-- WORK REQUIRED --
Copy each line that contains the word "this".

-- Start SUPPLIED INFORMATION --

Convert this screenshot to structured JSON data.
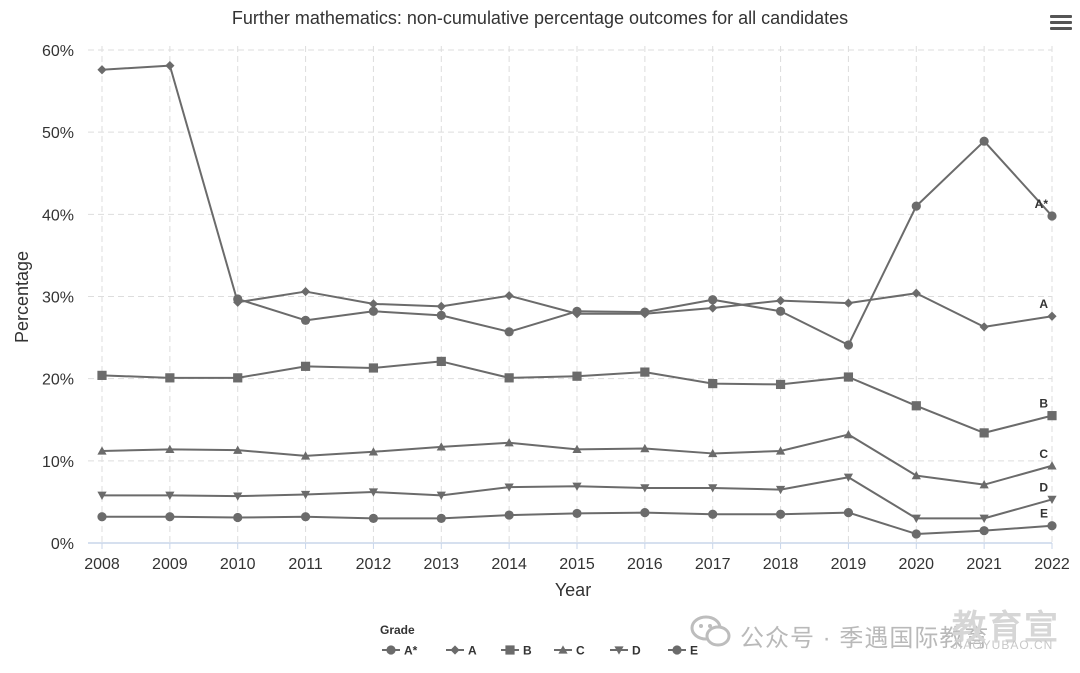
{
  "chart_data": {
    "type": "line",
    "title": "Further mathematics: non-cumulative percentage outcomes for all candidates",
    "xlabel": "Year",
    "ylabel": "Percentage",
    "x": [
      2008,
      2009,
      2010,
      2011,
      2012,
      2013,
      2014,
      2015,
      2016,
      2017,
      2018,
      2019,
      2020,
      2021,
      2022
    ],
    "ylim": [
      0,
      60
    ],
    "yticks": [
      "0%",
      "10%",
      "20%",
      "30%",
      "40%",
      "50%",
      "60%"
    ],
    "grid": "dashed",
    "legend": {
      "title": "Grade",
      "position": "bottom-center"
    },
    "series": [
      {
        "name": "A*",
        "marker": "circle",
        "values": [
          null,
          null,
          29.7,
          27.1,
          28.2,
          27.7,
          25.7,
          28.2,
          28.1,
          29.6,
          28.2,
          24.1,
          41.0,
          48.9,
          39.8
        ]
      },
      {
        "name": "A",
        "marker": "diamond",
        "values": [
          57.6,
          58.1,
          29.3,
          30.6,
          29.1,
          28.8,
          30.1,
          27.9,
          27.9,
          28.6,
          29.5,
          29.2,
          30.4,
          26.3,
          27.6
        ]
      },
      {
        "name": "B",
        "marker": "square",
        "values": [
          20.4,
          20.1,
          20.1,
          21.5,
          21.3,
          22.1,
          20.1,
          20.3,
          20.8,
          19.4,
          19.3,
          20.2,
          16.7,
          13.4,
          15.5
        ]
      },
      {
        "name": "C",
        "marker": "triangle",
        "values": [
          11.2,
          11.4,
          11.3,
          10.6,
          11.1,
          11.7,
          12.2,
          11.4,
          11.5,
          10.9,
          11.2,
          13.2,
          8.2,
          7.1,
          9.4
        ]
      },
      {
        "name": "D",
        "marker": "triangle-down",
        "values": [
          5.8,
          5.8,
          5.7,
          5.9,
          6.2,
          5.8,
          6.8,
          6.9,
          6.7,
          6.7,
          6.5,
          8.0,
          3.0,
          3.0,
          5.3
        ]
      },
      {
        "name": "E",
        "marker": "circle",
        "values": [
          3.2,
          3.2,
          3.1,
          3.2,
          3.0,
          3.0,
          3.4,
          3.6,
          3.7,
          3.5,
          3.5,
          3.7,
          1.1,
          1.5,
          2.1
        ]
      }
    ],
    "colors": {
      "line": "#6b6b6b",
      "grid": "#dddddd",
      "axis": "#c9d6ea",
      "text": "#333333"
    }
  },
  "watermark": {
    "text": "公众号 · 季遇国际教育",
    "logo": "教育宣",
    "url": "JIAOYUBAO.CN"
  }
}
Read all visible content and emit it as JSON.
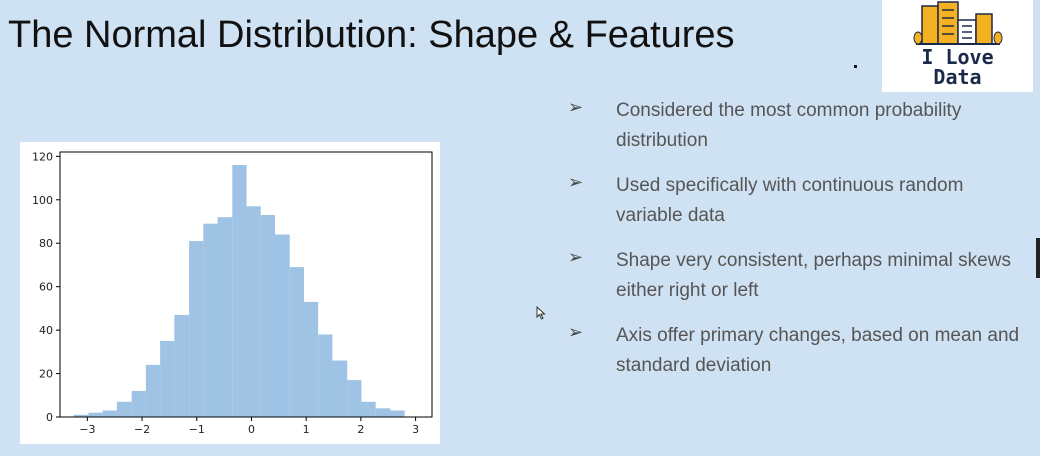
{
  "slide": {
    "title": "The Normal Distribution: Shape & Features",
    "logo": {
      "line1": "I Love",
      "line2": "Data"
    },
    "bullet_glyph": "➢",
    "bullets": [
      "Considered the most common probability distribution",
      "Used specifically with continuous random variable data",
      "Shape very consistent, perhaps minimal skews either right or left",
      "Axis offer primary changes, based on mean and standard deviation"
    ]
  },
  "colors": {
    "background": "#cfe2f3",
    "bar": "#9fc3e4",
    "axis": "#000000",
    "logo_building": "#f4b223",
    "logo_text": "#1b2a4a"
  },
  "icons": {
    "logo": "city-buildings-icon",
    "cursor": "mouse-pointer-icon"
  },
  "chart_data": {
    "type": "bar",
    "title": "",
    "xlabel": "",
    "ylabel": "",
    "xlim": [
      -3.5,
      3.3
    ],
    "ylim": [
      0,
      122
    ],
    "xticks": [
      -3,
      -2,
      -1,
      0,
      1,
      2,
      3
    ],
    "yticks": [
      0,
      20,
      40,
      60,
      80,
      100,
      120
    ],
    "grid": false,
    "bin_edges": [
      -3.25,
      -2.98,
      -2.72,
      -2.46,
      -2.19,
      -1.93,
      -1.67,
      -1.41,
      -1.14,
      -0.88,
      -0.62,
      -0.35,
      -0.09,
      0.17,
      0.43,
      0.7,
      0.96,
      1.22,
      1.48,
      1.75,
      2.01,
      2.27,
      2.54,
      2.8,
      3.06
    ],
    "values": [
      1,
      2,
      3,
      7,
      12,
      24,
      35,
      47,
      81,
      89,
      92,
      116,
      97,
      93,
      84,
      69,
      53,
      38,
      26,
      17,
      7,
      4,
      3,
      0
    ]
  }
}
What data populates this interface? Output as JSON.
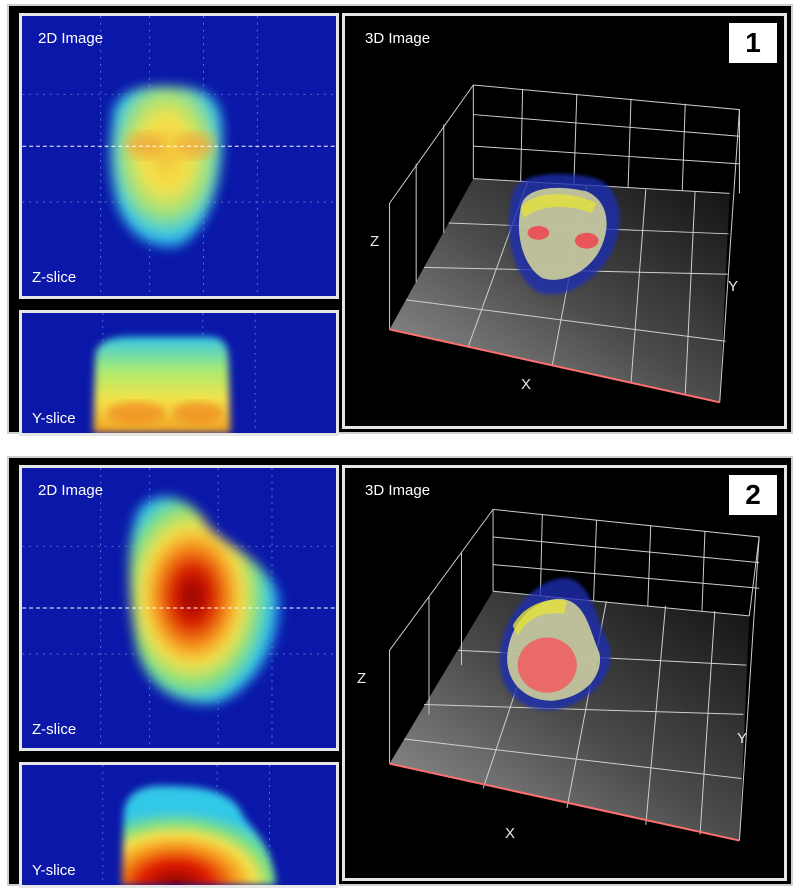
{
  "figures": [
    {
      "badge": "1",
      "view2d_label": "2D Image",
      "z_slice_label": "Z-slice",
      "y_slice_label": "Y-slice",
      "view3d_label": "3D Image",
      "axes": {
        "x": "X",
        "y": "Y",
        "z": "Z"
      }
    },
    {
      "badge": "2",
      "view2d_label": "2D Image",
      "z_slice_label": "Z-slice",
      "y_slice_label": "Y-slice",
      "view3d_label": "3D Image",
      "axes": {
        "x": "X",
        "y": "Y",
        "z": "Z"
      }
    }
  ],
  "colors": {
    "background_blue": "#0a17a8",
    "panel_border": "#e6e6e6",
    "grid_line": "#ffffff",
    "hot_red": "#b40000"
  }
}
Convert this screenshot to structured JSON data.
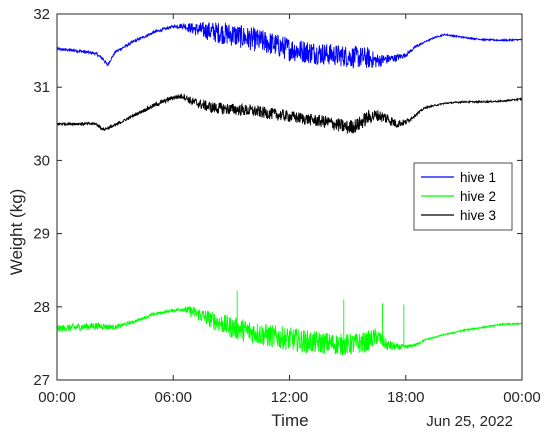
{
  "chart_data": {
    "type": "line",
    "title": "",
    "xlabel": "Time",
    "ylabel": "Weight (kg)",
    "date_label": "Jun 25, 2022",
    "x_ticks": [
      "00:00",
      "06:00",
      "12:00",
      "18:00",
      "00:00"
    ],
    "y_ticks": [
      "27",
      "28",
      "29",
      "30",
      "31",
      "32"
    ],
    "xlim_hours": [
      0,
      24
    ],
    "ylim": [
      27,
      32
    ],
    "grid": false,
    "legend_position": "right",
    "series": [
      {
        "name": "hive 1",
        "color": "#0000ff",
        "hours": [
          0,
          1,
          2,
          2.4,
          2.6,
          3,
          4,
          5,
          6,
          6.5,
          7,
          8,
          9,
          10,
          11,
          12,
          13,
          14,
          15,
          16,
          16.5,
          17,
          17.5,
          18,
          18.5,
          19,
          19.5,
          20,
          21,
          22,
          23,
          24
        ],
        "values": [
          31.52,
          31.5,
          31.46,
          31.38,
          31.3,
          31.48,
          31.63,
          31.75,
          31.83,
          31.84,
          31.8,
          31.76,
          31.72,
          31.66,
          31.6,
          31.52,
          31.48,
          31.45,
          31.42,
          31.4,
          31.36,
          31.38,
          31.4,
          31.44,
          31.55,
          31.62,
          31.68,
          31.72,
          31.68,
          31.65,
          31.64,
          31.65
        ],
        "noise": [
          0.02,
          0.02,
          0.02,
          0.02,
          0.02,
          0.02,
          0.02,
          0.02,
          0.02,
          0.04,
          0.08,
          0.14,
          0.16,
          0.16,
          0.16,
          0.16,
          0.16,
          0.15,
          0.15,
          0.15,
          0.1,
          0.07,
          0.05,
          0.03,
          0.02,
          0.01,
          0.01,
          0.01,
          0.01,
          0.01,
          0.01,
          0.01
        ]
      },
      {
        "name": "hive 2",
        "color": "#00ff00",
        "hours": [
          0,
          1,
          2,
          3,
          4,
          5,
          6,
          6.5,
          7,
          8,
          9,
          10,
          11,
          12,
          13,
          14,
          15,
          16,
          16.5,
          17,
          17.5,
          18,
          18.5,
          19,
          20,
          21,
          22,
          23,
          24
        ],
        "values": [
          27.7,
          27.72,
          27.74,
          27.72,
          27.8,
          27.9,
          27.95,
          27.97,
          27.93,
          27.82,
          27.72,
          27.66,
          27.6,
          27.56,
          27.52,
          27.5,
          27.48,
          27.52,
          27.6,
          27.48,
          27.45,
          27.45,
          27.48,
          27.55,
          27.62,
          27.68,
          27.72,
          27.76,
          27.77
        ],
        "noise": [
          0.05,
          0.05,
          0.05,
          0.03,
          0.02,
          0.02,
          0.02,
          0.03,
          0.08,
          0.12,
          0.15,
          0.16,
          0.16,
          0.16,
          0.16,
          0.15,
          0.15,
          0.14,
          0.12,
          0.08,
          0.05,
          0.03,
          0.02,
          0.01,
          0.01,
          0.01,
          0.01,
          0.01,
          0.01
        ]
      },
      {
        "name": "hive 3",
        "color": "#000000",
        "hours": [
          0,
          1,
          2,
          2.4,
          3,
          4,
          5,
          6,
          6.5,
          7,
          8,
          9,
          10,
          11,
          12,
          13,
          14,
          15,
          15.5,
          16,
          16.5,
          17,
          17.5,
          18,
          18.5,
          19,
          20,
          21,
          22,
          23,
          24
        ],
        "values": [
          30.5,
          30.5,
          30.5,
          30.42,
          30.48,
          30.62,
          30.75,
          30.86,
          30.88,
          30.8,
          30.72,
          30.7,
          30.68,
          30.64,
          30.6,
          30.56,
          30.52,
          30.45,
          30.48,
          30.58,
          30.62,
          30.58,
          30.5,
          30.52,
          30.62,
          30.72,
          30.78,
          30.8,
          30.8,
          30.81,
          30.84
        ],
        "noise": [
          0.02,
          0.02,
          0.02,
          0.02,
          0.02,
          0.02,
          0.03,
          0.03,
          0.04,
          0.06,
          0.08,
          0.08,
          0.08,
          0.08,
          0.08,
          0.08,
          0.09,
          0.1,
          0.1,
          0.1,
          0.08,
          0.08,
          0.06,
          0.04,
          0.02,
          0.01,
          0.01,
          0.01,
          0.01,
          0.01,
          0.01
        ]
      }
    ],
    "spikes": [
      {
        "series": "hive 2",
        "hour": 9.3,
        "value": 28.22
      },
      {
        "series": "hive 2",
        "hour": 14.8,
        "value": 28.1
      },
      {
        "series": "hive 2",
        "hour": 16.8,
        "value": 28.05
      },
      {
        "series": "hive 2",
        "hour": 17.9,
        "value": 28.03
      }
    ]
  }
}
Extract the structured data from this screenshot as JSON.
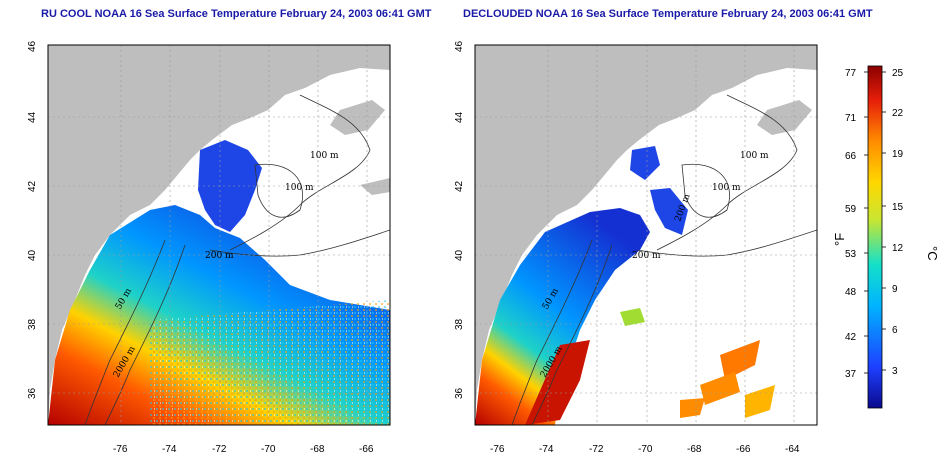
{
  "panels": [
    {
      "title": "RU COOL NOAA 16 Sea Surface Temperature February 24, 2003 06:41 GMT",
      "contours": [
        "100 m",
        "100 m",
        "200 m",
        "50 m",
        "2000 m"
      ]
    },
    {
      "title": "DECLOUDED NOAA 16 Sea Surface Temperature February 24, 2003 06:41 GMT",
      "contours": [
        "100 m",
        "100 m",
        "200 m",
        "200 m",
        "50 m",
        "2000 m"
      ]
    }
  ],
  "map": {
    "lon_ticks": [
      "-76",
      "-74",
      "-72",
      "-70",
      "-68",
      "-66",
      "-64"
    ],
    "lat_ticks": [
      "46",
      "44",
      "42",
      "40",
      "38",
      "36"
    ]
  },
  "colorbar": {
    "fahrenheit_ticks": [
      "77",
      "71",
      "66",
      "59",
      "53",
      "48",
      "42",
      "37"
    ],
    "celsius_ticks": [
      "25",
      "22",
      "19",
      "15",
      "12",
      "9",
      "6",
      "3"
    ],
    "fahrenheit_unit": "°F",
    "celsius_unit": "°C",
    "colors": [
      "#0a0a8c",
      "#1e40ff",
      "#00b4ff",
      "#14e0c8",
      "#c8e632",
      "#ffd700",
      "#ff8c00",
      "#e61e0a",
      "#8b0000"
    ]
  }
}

-- End SUPPLIED INFORMATION --

-- ANSWER BELOW --
Convert this screenshot to structured JSON data.
What data populates this interface? Output as JSON.
Convert this screenshot to structured JSON data.
Extract the structured data from this screenshot as JSON.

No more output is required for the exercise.